**Data for processing**
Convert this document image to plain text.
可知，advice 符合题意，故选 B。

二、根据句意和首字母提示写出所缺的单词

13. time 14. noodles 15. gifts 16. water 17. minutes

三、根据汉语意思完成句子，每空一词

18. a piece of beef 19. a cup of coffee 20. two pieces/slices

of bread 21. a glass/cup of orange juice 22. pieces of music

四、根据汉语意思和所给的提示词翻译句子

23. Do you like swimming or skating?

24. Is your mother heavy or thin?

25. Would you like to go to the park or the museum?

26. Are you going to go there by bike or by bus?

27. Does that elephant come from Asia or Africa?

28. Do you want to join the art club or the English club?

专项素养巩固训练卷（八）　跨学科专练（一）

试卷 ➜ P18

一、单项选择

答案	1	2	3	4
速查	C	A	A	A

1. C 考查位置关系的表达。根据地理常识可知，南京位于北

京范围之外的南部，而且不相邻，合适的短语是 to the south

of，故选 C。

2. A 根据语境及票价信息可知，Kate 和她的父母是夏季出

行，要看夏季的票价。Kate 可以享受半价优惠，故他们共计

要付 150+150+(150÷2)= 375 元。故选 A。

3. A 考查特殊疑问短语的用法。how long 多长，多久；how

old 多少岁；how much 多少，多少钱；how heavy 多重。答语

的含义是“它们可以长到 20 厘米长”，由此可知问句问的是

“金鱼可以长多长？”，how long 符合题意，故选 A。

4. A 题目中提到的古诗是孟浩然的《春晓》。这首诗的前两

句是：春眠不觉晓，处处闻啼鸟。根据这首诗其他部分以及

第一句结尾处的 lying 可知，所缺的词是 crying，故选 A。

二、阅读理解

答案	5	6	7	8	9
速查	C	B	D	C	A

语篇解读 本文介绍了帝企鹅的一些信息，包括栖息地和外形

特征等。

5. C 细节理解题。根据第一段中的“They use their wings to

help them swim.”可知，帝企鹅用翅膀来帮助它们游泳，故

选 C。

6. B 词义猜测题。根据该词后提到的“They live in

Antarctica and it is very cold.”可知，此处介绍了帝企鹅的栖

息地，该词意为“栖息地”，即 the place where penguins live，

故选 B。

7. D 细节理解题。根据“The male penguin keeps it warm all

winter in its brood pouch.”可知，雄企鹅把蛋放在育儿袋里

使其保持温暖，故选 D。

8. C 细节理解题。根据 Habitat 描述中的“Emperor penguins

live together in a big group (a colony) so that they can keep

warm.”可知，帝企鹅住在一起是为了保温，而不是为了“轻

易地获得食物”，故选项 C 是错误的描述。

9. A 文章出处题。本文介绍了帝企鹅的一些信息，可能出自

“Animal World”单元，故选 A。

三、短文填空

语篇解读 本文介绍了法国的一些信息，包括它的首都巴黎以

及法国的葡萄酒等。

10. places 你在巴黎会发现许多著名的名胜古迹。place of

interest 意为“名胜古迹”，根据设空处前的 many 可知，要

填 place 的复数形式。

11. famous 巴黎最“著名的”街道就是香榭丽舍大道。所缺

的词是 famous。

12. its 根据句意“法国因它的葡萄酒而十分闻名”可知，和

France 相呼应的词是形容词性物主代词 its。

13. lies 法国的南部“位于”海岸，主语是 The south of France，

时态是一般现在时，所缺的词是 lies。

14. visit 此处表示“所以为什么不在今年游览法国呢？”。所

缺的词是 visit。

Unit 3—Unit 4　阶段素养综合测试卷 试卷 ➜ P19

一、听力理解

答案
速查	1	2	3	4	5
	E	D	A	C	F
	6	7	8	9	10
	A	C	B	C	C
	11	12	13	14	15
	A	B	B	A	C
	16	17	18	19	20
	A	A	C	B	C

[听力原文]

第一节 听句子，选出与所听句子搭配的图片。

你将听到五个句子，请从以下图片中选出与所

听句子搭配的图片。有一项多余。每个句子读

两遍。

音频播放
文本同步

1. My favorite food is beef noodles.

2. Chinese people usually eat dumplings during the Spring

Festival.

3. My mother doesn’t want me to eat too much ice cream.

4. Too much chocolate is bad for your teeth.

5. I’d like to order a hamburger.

**Task goal**
Exactly reproduce all of the entries.

**Task result**
Convert this document image to plain text.
可知，advice 符合题意，故选 B。

二、根据句意和首字母提示写出所缺的单词

13. time 14. noodles 15. gifts 16. water 17. minutes

三、根据汉语意思完成句子，每空一词

18. a piece of beef 19. a cup of coffee 20. two pieces/slices

of bread 21. a glass/cup of orange juice 22. pieces of music

四、根据汉语意思和所给的提示词翻译句子

23. Do you like swimming or skating?

24. Is your mother heavy or thin?

25. Would you like to go to the park or the museum?

26. Are you going to go there by bike or by bus?

27. Does that elephant come from Asia or Africa?

28. Do you want to join the art club or the English club?

专项素养巩固训练卷（八）　跨学科专练（一）

试卷 ➜ P18

一、单项选择

答案	1	2	3	4
速查	C	A	A	A

1. C 考查位置关系的表达。根据地理常识可知，南京位于北

京范围之外的南部，而且不相邻，合适的短语是 to the south

of，故选 C。

2. A 根据语境及票价信息可知，Kate 和她的父母是夏季出

行，要看夏季的票价。Kate 可以享受半价优惠，故他们共计

要付 150+150+(150÷2)= 375 元。故选 A。

3. A 考查特殊疑问短语的用法。how long 多长，多久；how

old 多少岁；how much 多少，多少钱；how heavy 多重。答语

的含义是“它们可以长到 20 厘米长”，由此可知问句问的是

“金鱼可以长多长？”，how long 符合题意，故选 A。

4. A 题目中提到的古诗是孟浩然的《春晓》。这首诗的前两

句是：春眠不觉晓，处处闻啼鸟。根据这首诗其他部分以及

第一句结尾处的 lying 可知，所缺的词是 crying，故选 A。

二、阅读理解

答案	5	6	7	8	9
速查	C	B	D	C	A

语篇解读 本文介绍了帝企鹅的一些信息，包括栖息地和外形

特征等。

5. C 细节理解题。根据第一段中的“They use their wings to

help them swim.”可知，帝企鹅用翅膀来帮助它们游泳，故

选 C。

6. B 词义猜测题。根据该词后提到的“They live in

Antarctica and it is very cold.”可知，此处介绍了帝企鹅的栖

息地，该词意为“栖息地”，即 the place where penguins live，

故选 B。

7. D 细节理解题。根据“The male penguin keeps it warm all

winter in its brood pouch.”可知，雄企鹅把蛋放在育儿袋里

使其保持温暖，故选 D。

8. C 细节理解题。根据 Habitat 描述中的“Emperor penguins

live together in a big group (a colony) so that they can keep

warm.”可知，帝企鹅住在一起是为了保温，而不是为了“轻

易地获得食物”，故选项 C 是错误的描述。

9. A 文章出处题。本文介绍了帝企鹅的一些信息，可能出自

“Animal World”单元，故选 A。

三、短文填空

语篇解读 本文介绍了法国的一些信息，包括它的首都巴黎以

及法国的葡萄酒等。

10. places 你在巴黎会发现许多著名的名胜古迹。place of

interest 意为“名胜古迹”，根据设空处前的 many 可知，要

填 place 的复数形式。

11. famous 巴黎最“著名的”街道就是香榭丽舍大道。所缺

的词是 famous。

12. its 根据句意“法国因它的葡萄酒而十分闻名”可知，和

France 相呼应的词是形容词性物主代词 its。

13. lies 法国的南部“位于”海岸，主语是 The south of France，

时态是一般现在时，所缺的词是 lies。

14. visit 此处表示“所以为什么不在今年游览法国呢？”。所

缺的词是 visit。

Unit 3—Unit 4　阶段素养综合测试卷 试卷 ➜ P19

一、听力理解

答案
速查	1	2	3	4	5
	E	D	A	C	F
	6	7	8	9	10
	A	C	B	C	C
	11	12	13	14	15
	A	B	B	A	C
	16	17	18	19	20
	A	A	C	B	C

[听力原文]

第一节 听句子，选出与所听句子搭配的图片。

你将听到五个句子，请从以下图片中选出与所

听句子搭配的图片。有一项多余。每个句子读

两遍。

音频播放
文本同步

1. My favorite food is beef noodles.

2. Chinese people usually eat dumplings during the Spring

Festival.

3. My mother doesn’t want me to eat too much ice cream.

4. Too much chocolate is bad for your teeth.

5. I’d like to order a hamburger.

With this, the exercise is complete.